— Start DATASET ENTRIES —

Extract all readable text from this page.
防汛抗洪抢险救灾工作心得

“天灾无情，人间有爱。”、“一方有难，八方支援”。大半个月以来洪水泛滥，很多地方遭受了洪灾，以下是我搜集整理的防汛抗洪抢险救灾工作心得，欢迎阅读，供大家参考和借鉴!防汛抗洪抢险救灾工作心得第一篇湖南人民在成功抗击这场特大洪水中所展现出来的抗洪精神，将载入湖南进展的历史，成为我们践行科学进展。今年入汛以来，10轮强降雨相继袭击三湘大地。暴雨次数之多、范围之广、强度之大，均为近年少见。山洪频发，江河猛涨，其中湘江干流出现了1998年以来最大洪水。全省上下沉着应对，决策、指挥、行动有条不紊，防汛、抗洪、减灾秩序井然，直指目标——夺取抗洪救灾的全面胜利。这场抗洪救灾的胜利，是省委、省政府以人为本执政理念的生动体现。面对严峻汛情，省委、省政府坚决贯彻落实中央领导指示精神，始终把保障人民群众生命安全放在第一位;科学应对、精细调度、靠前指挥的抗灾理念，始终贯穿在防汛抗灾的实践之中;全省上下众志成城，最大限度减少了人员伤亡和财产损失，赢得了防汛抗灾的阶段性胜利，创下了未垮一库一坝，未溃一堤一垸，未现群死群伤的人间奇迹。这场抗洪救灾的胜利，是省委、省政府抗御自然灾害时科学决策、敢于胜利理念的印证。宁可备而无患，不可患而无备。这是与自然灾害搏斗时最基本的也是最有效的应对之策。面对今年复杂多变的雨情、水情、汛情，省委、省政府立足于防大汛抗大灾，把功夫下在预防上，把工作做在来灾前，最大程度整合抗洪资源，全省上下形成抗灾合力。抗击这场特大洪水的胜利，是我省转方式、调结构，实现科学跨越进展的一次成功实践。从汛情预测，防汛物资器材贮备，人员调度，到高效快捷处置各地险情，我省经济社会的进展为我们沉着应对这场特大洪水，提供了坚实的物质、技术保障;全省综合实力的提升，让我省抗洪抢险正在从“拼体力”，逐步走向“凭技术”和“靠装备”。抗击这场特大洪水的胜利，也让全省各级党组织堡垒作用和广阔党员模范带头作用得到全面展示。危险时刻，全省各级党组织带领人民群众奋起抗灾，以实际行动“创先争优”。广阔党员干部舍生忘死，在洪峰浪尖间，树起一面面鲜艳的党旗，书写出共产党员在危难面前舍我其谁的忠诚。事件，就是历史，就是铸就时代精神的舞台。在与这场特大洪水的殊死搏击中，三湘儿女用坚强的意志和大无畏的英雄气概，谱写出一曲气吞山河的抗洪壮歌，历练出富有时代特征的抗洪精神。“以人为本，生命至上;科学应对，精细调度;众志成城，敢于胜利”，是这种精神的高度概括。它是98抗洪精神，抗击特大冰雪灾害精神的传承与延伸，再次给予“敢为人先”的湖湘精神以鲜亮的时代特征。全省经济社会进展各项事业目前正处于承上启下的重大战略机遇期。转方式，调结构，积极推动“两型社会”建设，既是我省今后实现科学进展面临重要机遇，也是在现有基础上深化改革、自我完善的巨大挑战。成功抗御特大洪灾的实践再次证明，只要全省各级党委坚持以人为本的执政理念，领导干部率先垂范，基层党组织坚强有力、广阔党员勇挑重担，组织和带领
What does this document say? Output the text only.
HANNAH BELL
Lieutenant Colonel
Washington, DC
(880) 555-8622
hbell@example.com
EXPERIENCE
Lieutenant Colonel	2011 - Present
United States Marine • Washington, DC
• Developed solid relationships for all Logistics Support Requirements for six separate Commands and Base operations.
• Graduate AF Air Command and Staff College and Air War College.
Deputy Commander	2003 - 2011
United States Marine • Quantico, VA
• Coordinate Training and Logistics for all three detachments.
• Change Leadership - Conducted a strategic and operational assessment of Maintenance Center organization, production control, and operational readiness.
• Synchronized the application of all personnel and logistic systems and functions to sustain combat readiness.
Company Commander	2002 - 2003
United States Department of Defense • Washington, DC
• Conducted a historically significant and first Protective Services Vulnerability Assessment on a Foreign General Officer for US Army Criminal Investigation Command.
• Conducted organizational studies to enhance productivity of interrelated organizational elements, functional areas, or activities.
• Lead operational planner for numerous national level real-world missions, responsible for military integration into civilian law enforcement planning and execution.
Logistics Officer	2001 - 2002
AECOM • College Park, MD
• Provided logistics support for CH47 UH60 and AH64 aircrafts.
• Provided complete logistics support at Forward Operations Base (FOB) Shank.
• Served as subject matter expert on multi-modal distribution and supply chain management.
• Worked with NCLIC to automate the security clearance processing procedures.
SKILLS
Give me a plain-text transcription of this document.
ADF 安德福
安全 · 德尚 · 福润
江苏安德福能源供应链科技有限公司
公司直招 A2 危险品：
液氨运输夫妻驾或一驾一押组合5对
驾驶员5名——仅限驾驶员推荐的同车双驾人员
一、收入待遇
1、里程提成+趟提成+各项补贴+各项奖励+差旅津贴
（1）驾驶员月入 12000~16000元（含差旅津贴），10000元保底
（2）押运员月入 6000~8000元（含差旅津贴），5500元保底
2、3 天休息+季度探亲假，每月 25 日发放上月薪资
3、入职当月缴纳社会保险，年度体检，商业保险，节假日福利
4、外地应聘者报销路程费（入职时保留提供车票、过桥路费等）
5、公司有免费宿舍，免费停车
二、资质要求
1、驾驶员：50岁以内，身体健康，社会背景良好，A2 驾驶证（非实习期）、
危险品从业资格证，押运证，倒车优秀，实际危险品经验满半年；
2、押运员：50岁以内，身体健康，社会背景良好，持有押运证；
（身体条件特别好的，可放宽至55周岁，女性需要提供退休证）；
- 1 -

— End DATASET ENTRIES —

## [WHAT IS BEING ASKED]
Recopy all the lines exactly as they appear.

## [CORRECT ANSWER]
Extract all readable text from this page.
防汛抗洪抢险救灾工作心得

“天灾无情，人间有爱。”、“一方有难，八方支援”。大半个月以来洪水泛滥，很多地方遭受了洪灾，以下是我搜集整理的防汛抗洪抢险救灾工作心得，欢迎阅读，供大家参考和借鉴!防汛抗洪抢险救灾工作心得第一篇湖南人民在成功抗击这场特大洪水中所展现出来的抗洪精神，将载入湖南进展的历史，成为我们践行科学进展。今年入汛以来，10轮强降雨相继袭击三湘大地。暴雨次数之多、范围之广、强度之大，均为近年少见。山洪频发，江河猛涨，其中湘江干流出现了1998年以来最大洪水。全省上下沉着应对，决策、指挥、行动有条不紊，防汛、抗洪、减灾秩序井然，直指目标——夺取抗洪救灾的全面胜利。这场抗洪救灾的胜利，是省委、省政府以人为本执政理念的生动体现。面对严峻汛情，省委、省政府坚决贯彻落实中央领导指示精神，始终把保障人民群众生命安全放在第一位;科学应对、精细调度、靠前指挥的抗灾理念，始终贯穿在防汛抗灾的实践之中;全省上下众志成城，最大限度减少了人员伤亡和财产损失，赢得了防汛抗灾的阶段性胜利，创下了未垮一库一坝，未溃一堤一垸，未现群死群伤的人间奇迹。这场抗洪救灾的胜利，是省委、省政府抗御自然灾害时科学决策、敢于胜利理念的印证。宁可备而无患，不可患而无备。这是与自然灾害搏斗时最基本的也是最有效的应对之策。面对今年复杂多变的雨情、水情、汛情，省委、省政府立足于防大汛抗大灾，把功夫下在预防上，把工作做在来灾前，最大程度整合抗洪资源，全省上下形成抗灾合力。抗击这场特大洪水的胜利，是我省转方式、调结构，实现科学跨越进展的一次成功实践。从汛情预测，防汛物资器材贮备，人员调度，到高效快捷处置各地险情，我省经济社会的进展为我们沉着应对这场特大洪水，提供了坚实的物质、技术保障;全省综合实力的提升，让我省抗洪抢险正在从“拼体力”，逐步走向“凭技术”和“靠装备”。抗击这场特大洪水的胜利，也让全省各级党组织堡垒作用和广阔党员模范带头作用得到全面展示。危险时刻，全省各级党组织带领人民群众奋起抗灾，以实际行动“创先争优”。广阔党员干部舍生忘死，在洪峰浪尖间，树起一面面鲜艳的党旗，书写出共产党员在危难面前舍我其谁的忠诚。事件，就是历史，就是铸就时代精神的舞台。在与这场特大洪水的殊死搏击中，三湘儿女用坚强的意志和大无畏的英雄气概，谱写出一曲气吞山河的抗洪壮歌，历练出富有时代特征的抗洪精神。“以人为本，生命至上;科学应对，精细调度;众志成城，敢于胜利”，是这种精神的高度概括。它是98抗洪精神，抗击特大冰雪灾害精神的传承与延伸，再次给予“敢为人先”的湖湘精神以鲜亮的时代特征。全省经济社会进展各项事业目前正处于承上启下的重大战略机遇期。转方式，调结构，积极推动“两型社会”建设，既是我省今后实现科学进展面临重要机遇，也是在现有基础上深化改革、自我完善的巨大挑战。成功抗御特大洪灾的实践再次证明，只要全省各级党委坚持以人为本的执政理念，领导干部率先垂范，基层党组织坚强有力、广阔党员勇挑重担，组织和带领
What does this document say? Output the text only.
HANNAH BELL
Lieutenant Colonel
Washington, DC
(880) 555-8622
hbell@example.com
EXPERIENCE
Lieutenant Colonel	2011 - Present
United States Marine • Washington, DC
• Developed solid relationships for all Logistics Support Requirements for six separate Commands and Base operations.
• Graduate AF Air Command and Staff College and Air War College.
Deputy Commander	2003 - 2011
United States Marine • Quantico, VA
• Coordinate Training and Logistics for all three detachments.
• Change Leadership - Conducted a strategic and operational assessment of Maintenance Center organization, production control, and operational readiness.
• Synchronized the application of all personnel and logistic systems and functions to sustain combat readiness.
Company Commander	2002 - 2003
United States Department of Defense • Washington, DC
• Conducted a historically significant and first Protective Services Vulnerability Assessment on a Foreign General Officer for US Army Criminal Investigation Command.
• Conducted organizational studies to enhance productivity of interrelated organizational elements, functional areas, or activities.
• Lead operational planner for numerous national level real-world missions, responsible for military integration into civilian law enforcement planning and execution.
Logistics Officer	2001 - 2002
AECOM • College Park, MD
• Provided logistics support for CH47 UH60 and AH64 aircrafts.
• Provided complete logistics support at Forward Operations Base (FOB) Shank.
• Served as subject matter expert on multi-modal distribution and supply chain management.
• Worked with NCLIC to automate the security clearance processing procedures.
SKILLS
Give me a plain-text transcription of this document.
ADF 安德福
安全 · 德尚 · 福润
江苏安德福能源供应链科技有限公司
公司直招 A2 危险品：
液氨运输夫妻驾或一驾一押组合5对
驾驶员5名——仅限驾驶员推荐的同车双驾人员
一、收入待遇
1、里程提成+趟提成+各项补贴+各项奖励+差旅津贴
（1）驾驶员月入 12000~16000元（含差旅津贴），10000元保底
（2）押运员月入 6000~8000元（含差旅津贴），5500元保底
2、3 天休息+季度探亲假，每月 25 日发放上月薪资
3、入职当月缴纳社会保险，年度体检，商业保险，节假日福利
4、外地应聘者报销路程费（入职时保留提供车票、过桥路费等）
5、公司有免费宿舍，免费停车
二、资质要求
1、驾驶员：50岁以内，身体健康，社会背景良好，A2 驾驶证（非实习期）、
危险品从业资格证，押运证，倒车优秀，实际危险品经验满半年；
2、押运员：50岁以内，身体健康，社会背景良好，持有押运证；
（身体条件特别好的，可放宽至55周岁，女性需要提供退休证）；
- 1 -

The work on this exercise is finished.